◆ Task to complete: Make an exact copy of the entries, and keep any pictures out of it.

Collection entries:
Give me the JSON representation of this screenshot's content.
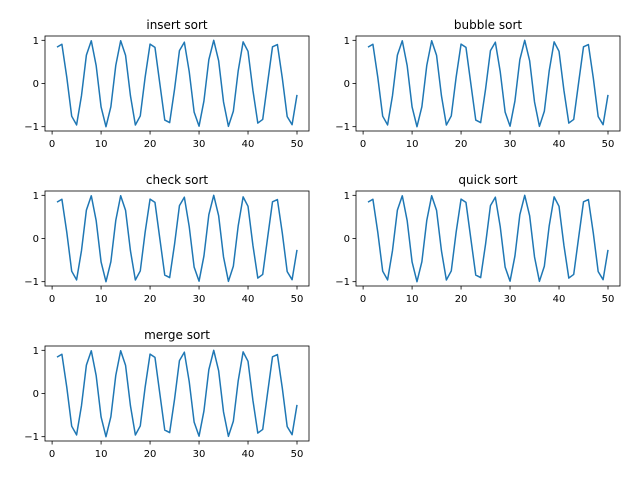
{
  "chart_data": [
    {
      "type": "line",
      "title": "insert sort",
      "xlabel": "",
      "ylabel": "",
      "x_start": 1,
      "x_end": 50,
      "function": "sin(x)",
      "xlim": [
        -1.45,
        52.45
      ],
      "ylim": [
        -1.1,
        1.1
      ],
      "xticks": [
        0,
        10,
        20,
        30,
        40,
        50
      ],
      "yticks": [
        -1,
        0,
        1
      ],
      "line_color": "#1f77b4",
      "grid": false
    },
    {
      "type": "line",
      "title": "bubble sort",
      "xlabel": "",
      "ylabel": "",
      "x_start": 1,
      "x_end": 50,
      "function": "sin(x)",
      "xlim": [
        -1.45,
        52.45
      ],
      "ylim": [
        -1.1,
        1.1
      ],
      "xticks": [
        0,
        10,
        20,
        30,
        40,
        50
      ],
      "yticks": [
        -1,
        0,
        1
      ],
      "line_color": "#1f77b4",
      "grid": false
    },
    {
      "type": "line",
      "title": "check sort",
      "xlabel": "",
      "ylabel": "",
      "x_start": 1,
      "x_end": 50,
      "function": "sin(x)",
      "xlim": [
        -1.45,
        52.45
      ],
      "ylim": [
        -1.1,
        1.1
      ],
      "xticks": [
        0,
        10,
        20,
        30,
        40,
        50
      ],
      "yticks": [
        -1,
        0,
        1
      ],
      "line_color": "#1f77b4",
      "grid": false
    },
    {
      "type": "line",
      "title": "quick sort",
      "xlabel": "",
      "ylabel": "",
      "x_start": 1,
      "x_end": 50,
      "function": "sin(x)",
      "xlim": [
        -1.45,
        52.45
      ],
      "ylim": [
        -1.1,
        1.1
      ],
      "xticks": [
        0,
        10,
        20,
        30,
        40,
        50
      ],
      "yticks": [
        -1,
        0,
        1
      ],
      "line_color": "#1f77b4",
      "grid": false
    },
    {
      "type": "line",
      "title": "merge sort",
      "xlabel": "",
      "ylabel": "",
      "x_start": 1,
      "x_end": 50,
      "function": "sin(x)",
      "xlim": [
        -1.45,
        52.45
      ],
      "ylim": [
        -1.1,
        1.1
      ],
      "xticks": [
        0,
        10,
        20,
        30,
        40,
        50
      ],
      "yticks": [
        -1,
        0,
        1
      ],
      "line_color": "#1f77b4",
      "grid": false
    }
  ]
}
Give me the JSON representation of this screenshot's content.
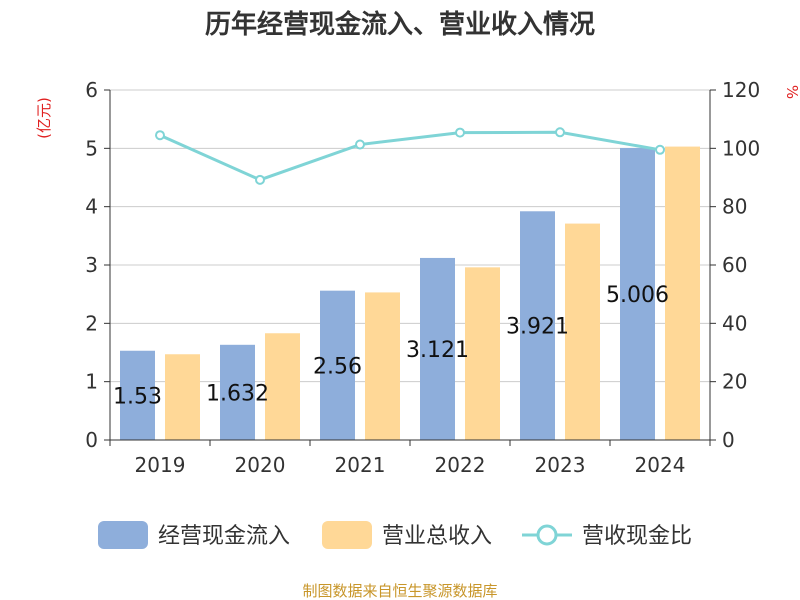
{
  "chart_data": {
    "type": "bar",
    "title": "历年经营现金流入、营业收入情况",
    "categories": [
      "2019",
      "2020",
      "2021",
      "2022",
      "2023",
      "2024"
    ],
    "y_left": {
      "unit": "(亿元)",
      "ylim": [
        0,
        6
      ],
      "ticks": [
        "0",
        "1",
        "2",
        "3",
        "4",
        "5",
        "6"
      ]
    },
    "y_right": {
      "unit": "%",
      "ylim": [
        0,
        120
      ],
      "ticks": [
        "0",
        "20",
        "40",
        "60",
        "80",
        "100",
        "120"
      ]
    },
    "series": [
      {
        "name": "经营现金流入",
        "kind": "bar",
        "axis": "left",
        "color": "#8eaedb",
        "values": [
          1.53,
          1.632,
          2.56,
          3.121,
          3.921,
          5.006
        ],
        "labels": [
          "1.53",
          "1.632",
          "2.56",
          "3.121",
          "3.921",
          "5.006"
        ]
      },
      {
        "name": "营业总收入",
        "kind": "bar",
        "axis": "left",
        "color": "#ffd897",
        "values": [
          1.47,
          1.83,
          2.53,
          2.96,
          3.71,
          5.03
        ]
      },
      {
        "name": "营收现金比",
        "kind": "line",
        "axis": "right",
        "color": "#7fd4d6",
        "values": [
          104.5,
          89.2,
          101.3,
          105.4,
          105.5,
          99.5
        ]
      }
    ],
    "grid": true,
    "legend": "bottom",
    "footer": "制图数据来自恒生聚源数据库"
  }
}
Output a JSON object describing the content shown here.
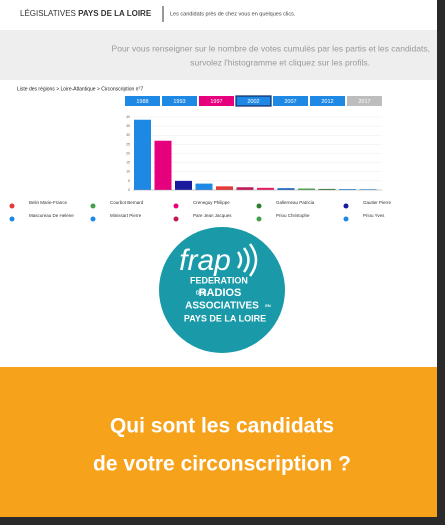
{
  "header": {
    "brand_light": "LÉGISLATIVES",
    "brand_bold": "PAYS DE LA LOIRE",
    "tagline": "Les candidats près de chez vous en quelques clics."
  },
  "intro": [
    "Pour vous renseigner sur le nombre de votes cumulés par les partis et les candidats,",
    "survolez l'histogramme et cliquez sur les profils."
  ],
  "breadcrumb": "Liste des régions > Loire-Atlantique > Circonscription n°7",
  "years": [
    {
      "label": "1988",
      "color": "#1e88e5"
    },
    {
      "label": "1993",
      "color": "#1e88e5"
    },
    {
      "label": "1997",
      "color": "#e6007e"
    },
    {
      "label": "2002",
      "color": "#1e88e5",
      "selected": true
    },
    {
      "label": "2007",
      "color": "#1e88e5"
    },
    {
      "label": "2012",
      "color": "#1e88e5"
    },
    {
      "label": "2017",
      "color": "#bdbdbd"
    }
  ],
  "chart": {
    "ylim": [
      0,
      40
    ],
    "yticks": [
      0,
      5,
      10,
      15,
      20,
      25,
      30,
      35,
      40
    ],
    "bars": [
      {
        "value": 38.5,
        "color": "#1e88e5"
      },
      {
        "value": 27,
        "color": "#e6007e"
      },
      {
        "value": 5,
        "color": "#1a1a9e"
      },
      {
        "value": 3.5,
        "color": "#1e88e5"
      },
      {
        "value": 2,
        "color": "#e53935"
      },
      {
        "value": 1.5,
        "color": "#c2185b"
      },
      {
        "value": 1.2,
        "color": "#e91e63"
      },
      {
        "value": 1,
        "color": "#1565c0"
      },
      {
        "value": 0.8,
        "color": "#43a047"
      },
      {
        "value": 0.6,
        "color": "#2e7d32"
      },
      {
        "value": 0.5,
        "color": "#1e88e5"
      },
      {
        "value": 0.4,
        "color": "#1e88e5"
      }
    ]
  },
  "legend": [
    {
      "name": "Belin Marie-France",
      "color": "#e53935"
    },
    {
      "name": "Courbot Bernard",
      "color": "#43a047"
    },
    {
      "name": "Creneguy Philippe",
      "color": "#e6007e"
    },
    {
      "name": "Gallerneau Patricia",
      "color": "#2e7d32"
    },
    {
      "name": "Gautier Pierre",
      "color": "#1a1a9e"
    },
    {
      "name": "Mascureau De Helene",
      "color": "#1e88e5"
    },
    {
      "name": "Minissart Pierre",
      "color": "#1e88e5"
    },
    {
      "name": "Pare Jean Jacques",
      "color": "#c2185b"
    },
    {
      "name": "Priou Christophe",
      "color": "#43a047"
    },
    {
      "name": "Priou Yves",
      "color": "#1e88e5"
    }
  ],
  "logo": {
    "word": "frap",
    "lines": [
      "FEDERATION",
      "DES",
      "RADIOS",
      "ASSOCIATIVES",
      "EN",
      "PAYS DE LA LOIRE"
    ]
  },
  "banner": [
    "Qui sont les candidats",
    "de votre circonscription ?"
  ]
}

◆ Result for this exercise:
Give me the JSON representation of this screenshot's content.
{
  "chart_data": [
    {
      "type": "line",
      "title": "insert sort",
      "xlabel": "",
      "ylabel": "",
      "x_start": 1,
      "x_end": 50,
      "function": "sin(x)",
      "xlim": [
        -1.45,
        52.45
      ],
      "ylim": [
        -1.1,
        1.1
      ],
      "xticks": [
        0,
        10,
        20,
        30,
        40,
        50
      ],
      "yticks": [
        -1,
        0,
        1
      ],
      "line_color": "#1f77b4",
      "grid": false
    },
    {
      "type": "line",
      "title": "bubble sort",
      "xlabel": "",
      "ylabel": "",
      "x_start": 1,
      "x_end": 50,
      "function": "sin(x)",
      "xlim": [
        -1.45,
        52.45
      ],
      "ylim": [
        -1.1,
        1.1
      ],
      "xticks": [
        0,
        10,
        20,
        30,
        40,
        50
      ],
      "yticks": [
        -1,
        0,
        1
      ],
      "line_color": "#1f77b4",
      "grid": false
    },
    {
      "type": "line",
      "title": "check sort",
      "xlabel": "",
      "ylabel": "",
      "x_start": 1,
      "x_end": 50,
      "function": "sin(x)",
      "xlim": [
        -1.45,
        52.45
      ],
      "ylim": [
        -1.1,
        1.1
      ],
      "xticks": [
        0,
        10,
        20,
        30,
        40,
        50
      ],
      "yticks": [
        -1,
        0,
        1
      ],
      "line_color": "#1f77b4",
      "grid": false
    },
    {
      "type": "line",
      "title": "quick sort",
      "xlabel": "",
      "ylabel": "",
      "x_start": 1,
      "x_end": 50,
      "function": "sin(x)",
      "xlim": [
        -1.45,
        52.45
      ],
      "ylim": [
        -1.1,
        1.1
      ],
      "xticks": [
        0,
        10,
        20,
        30,
        40,
        50
      ],
      "yticks": [
        -1,
        0,
        1
      ],
      "line_color": "#1f77b4",
      "grid": false
    },
    {
      "type": "line",
      "title": "merge sort",
      "xlabel": "",
      "ylabel": "",
      "x_start": 1,
      "x_end": 50,
      "function": "sin(x)",
      "xlim": [
        -1.45,
        52.45
      ],
      "ylim": [
        -1.1,
        1.1
      ],
      "xticks": [
        0,
        10,
        20,
        30,
        40,
        50
      ],
      "yticks": [
        -1,
        0,
        1
      ],
      "line_color": "#1f77b4",
      "grid": false
    }
  ]
}
Give me the JSON representation of this screenshot's content.
{
  "chart_data": {
    "type": "bar",
    "title": "历年经营现金流入、营业收入情况",
    "categories": [
      "2019",
      "2020",
      "2021",
      "2022",
      "2023",
      "2024"
    ],
    "y_left": {
      "unit": "(亿元)",
      "ylim": [
        0,
        6
      ],
      "ticks": [
        "0",
        "1",
        "2",
        "3",
        "4",
        "5",
        "6"
      ]
    },
    "y_right": {
      "unit": "%",
      "ylim": [
        0,
        120
      ],
      "ticks": [
        "0",
        "20",
        "40",
        "60",
        "80",
        "100",
        "120"
      ]
    },
    "series": [
      {
        "name": "经营现金流入",
        "kind": "bar",
        "axis": "left",
        "color": "#8eaedb",
        "values": [
          1.53,
          1.632,
          2.56,
          3.121,
          3.921,
          5.006
        ],
        "labels": [
          "1.53",
          "1.632",
          "2.56",
          "3.121",
          "3.921",
          "5.006"
        ]
      },
      {
        "name": "营业总收入",
        "kind": "bar",
        "axis": "left",
        "color": "#ffd897",
        "values": [
          1.47,
          1.83,
          2.53,
          2.96,
          3.71,
          5.03
        ]
      },
      {
        "name": "营收现金比",
        "kind": "line",
        "axis": "right",
        "color": "#7fd4d6",
        "values": [
          104.5,
          89.2,
          101.3,
          105.4,
          105.5,
          99.5
        ]
      }
    ],
    "grid": true,
    "legend": "bottom",
    "footer": "制图数据来自恒生聚源数据库"
  }
}
Output a JSON object describing the content shown here.
{
  "header": {
    "brand_light": "LÉGISLATIVES",
    "brand_bold": "PAYS DE LA LOIRE",
    "tagline": "Les candidats près de chez vous en quelques clics."
  },
  "intro": [
    "Pour vous renseigner sur le nombre de votes cumulés par les partis et les candidats,",
    "survolez l'histogramme et cliquez sur les profils."
  ],
  "breadcrumb": "Liste des régions > Loire-Atlantique > Circonscription n°7",
  "years": [
    {
      "label": "1988",
      "color": "#1e88e5"
    },
    {
      "label": "1993",
      "color": "#1e88e5"
    },
    {
      "label": "1997",
      "color": "#e6007e"
    },
    {
      "label": "2002",
      "color": "#1e88e5",
      "selected": true
    },
    {
      "label": "2007",
      "color": "#1e88e5"
    },
    {
      "label": "2012",
      "color": "#1e88e5"
    },
    {
      "label": "2017",
      "color": "#bdbdbd"
    }
  ],
  "chart": {
    "ylim": [
      0,
      40
    ],
    "yticks": [
      0,
      5,
      10,
      15,
      20,
      25,
      30,
      35,
      40
    ],
    "bars": [
      {
        "value": 38.5,
        "color": "#1e88e5"
      },
      {
        "value": 27,
        "color": "#e6007e"
      },
      {
        "value": 5,
        "color": "#1a1a9e"
      },
      {
        "value": 3.5,
        "color": "#1e88e5"
      },
      {
        "value": 2,
        "color": "#e53935"
      },
      {
        "value": 1.5,
        "color": "#c2185b"
      },
      {
        "value": 1.2,
        "color": "#e91e63"
      },
      {
        "value": 1,
        "color": "#1565c0"
      },
      {
        "value": 0.8,
        "color": "#43a047"
      },
      {
        "value": 0.6,
        "color": "#2e7d32"
      },
      {
        "value": 0.5,
        "color": "#1e88e5"
      },
      {
        "value": 0.4,
        "color": "#1e88e5"
      }
    ]
  },
  "legend": [
    {
      "name": "Belin Marie-France",
      "color": "#e53935"
    },
    {
      "name": "Courbot Bernard",
      "color": "#43a047"
    },
    {
      "name": "Creneguy Philippe",
      "color": "#e6007e"
    },
    {
      "name": "Gallerneau Patricia",
      "color": "#2e7d32"
    },
    {
      "name": "Gautier Pierre",
      "color": "#1a1a9e"
    },
    {
      "name": "Mascureau De Helene",
      "color": "#1e88e5"
    },
    {
      "name": "Minissart Pierre",
      "color": "#1e88e5"
    },
    {
      "name": "Pare Jean Jacques",
      "color": "#c2185b"
    },
    {
      "name": "Priou Christophe",
      "color": "#43a047"
    },
    {
      "name": "Priou Yves",
      "color": "#1e88e5"
    }
  ],
  "logo": {
    "word": "frap",
    "lines": [
      "FEDERATION",
      "DES",
      "RADIOS",
      "ASSOCIATIVES",
      "EN",
      "PAYS DE LA LOIRE"
    ]
  },
  "banner": [
    "Qui sont les candidats",
    "de votre circonscription ?"
  ]
}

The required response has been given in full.